◆ Written exercise
Could you update the rows starting at the first one and ending at the one containing "etf-overview-label: ETF개요 <box>582" by replacing "divider" with "separator", leaving everything else unchanged and returning only those rows?

◆ Records shown
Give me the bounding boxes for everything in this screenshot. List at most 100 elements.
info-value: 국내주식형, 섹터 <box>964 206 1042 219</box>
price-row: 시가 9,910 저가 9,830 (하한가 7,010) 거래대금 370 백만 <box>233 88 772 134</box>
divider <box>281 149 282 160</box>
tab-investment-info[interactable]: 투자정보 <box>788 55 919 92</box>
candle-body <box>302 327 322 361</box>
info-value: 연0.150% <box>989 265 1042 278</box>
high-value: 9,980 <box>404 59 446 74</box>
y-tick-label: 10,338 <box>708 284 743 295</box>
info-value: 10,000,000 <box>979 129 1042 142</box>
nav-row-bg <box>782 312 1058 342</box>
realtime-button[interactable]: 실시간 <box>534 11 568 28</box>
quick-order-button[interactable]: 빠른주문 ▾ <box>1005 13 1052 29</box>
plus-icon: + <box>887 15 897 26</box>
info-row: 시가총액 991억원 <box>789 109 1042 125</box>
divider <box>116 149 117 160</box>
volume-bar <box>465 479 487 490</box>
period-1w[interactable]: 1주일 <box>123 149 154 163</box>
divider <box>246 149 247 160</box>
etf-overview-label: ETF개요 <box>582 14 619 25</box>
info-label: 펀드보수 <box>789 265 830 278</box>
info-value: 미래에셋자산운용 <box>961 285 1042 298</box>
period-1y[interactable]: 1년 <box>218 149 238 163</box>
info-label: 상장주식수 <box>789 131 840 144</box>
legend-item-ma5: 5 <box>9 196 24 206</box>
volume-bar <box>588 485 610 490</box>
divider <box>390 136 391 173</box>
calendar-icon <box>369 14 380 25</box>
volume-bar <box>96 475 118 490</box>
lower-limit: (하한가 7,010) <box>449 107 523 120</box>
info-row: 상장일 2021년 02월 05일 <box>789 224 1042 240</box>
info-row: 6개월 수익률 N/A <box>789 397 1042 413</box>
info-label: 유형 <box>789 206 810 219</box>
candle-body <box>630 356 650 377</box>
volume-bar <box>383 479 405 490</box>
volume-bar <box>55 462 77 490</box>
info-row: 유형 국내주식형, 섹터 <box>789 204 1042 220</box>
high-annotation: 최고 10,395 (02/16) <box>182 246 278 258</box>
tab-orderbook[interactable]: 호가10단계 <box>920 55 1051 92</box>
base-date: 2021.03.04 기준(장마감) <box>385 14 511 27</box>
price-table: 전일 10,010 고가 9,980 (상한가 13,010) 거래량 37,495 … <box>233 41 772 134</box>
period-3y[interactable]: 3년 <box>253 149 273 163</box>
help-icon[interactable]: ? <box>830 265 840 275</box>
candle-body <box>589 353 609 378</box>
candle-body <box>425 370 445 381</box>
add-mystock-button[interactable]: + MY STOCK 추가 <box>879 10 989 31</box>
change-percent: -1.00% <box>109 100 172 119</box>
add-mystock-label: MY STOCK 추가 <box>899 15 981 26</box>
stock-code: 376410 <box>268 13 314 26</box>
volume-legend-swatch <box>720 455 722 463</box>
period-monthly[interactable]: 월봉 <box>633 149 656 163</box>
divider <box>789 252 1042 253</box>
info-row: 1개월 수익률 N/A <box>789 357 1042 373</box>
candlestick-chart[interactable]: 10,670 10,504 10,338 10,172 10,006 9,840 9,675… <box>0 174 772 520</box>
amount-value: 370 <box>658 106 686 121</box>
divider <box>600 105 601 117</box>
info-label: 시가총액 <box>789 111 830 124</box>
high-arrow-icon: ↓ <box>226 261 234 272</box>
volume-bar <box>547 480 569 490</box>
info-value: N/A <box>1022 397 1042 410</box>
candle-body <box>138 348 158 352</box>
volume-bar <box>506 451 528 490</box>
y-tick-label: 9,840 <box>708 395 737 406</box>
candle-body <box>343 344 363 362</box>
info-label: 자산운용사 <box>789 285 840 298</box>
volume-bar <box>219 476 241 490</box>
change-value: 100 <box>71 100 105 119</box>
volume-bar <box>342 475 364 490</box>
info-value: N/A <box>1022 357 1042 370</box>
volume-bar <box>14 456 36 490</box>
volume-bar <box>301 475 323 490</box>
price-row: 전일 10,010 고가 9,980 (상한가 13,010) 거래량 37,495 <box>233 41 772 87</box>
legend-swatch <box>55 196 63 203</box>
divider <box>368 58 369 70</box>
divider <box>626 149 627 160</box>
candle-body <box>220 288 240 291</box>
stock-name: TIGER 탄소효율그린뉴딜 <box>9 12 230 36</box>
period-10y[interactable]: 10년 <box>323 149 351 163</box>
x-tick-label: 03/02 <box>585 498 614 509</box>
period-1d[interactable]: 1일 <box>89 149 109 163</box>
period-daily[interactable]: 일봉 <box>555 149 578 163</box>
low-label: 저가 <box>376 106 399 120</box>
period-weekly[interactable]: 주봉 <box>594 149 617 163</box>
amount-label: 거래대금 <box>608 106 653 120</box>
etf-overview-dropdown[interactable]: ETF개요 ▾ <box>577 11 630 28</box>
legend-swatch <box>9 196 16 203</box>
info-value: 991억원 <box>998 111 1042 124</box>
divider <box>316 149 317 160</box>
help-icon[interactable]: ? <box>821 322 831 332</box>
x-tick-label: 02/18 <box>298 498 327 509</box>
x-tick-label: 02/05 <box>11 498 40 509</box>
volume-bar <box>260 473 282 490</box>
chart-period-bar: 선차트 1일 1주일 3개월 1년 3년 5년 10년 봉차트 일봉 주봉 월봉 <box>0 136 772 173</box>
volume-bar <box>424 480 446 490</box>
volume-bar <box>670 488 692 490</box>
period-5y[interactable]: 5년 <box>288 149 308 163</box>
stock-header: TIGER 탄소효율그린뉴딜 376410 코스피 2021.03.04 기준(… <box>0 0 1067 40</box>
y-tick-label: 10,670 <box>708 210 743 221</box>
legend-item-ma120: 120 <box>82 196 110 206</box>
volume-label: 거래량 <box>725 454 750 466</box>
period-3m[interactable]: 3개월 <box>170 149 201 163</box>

◆ Result for this exercise
Give me the bounding boxes for everything in this screenshot. List at most 100 elements.
info-value: 국내주식형, 섹터 <box>964 206 1042 219</box>
price-row: 시가 9,910 저가 9,830 (하한가 7,010) 거래대금 370 백만 <box>233 88 772 134</box>
separator <box>281 149 282 160</box>
tab-investment-info[interactable]: 투자정보 <box>788 55 919 92</box>
candle-body <box>302 327 322 361</box>
info-value: 연0.150% <box>989 265 1042 278</box>
high-value: 9,980 <box>404 59 446 74</box>
y-tick-label: 10,338 <box>708 284 743 295</box>
info-value: 10,000,000 <box>979 129 1042 142</box>
nav-row-bg <box>782 312 1058 342</box>
realtime-button[interactable]: 실시간 <box>534 11 568 28</box>
quick-order-button[interactable]: 빠른주문 ▾ <box>1005 13 1052 29</box>
plus-icon: + <box>887 15 897 26</box>
info-row: 시가총액 991억원 <box>789 109 1042 125</box>
separator <box>116 149 117 160</box>
volume-bar <box>465 479 487 490</box>
period-1w[interactable]: 1주일 <box>123 149 154 163</box>
separator <box>246 149 247 160</box>
etf-overview-label: ETF개요 <box>582 14 619 25</box>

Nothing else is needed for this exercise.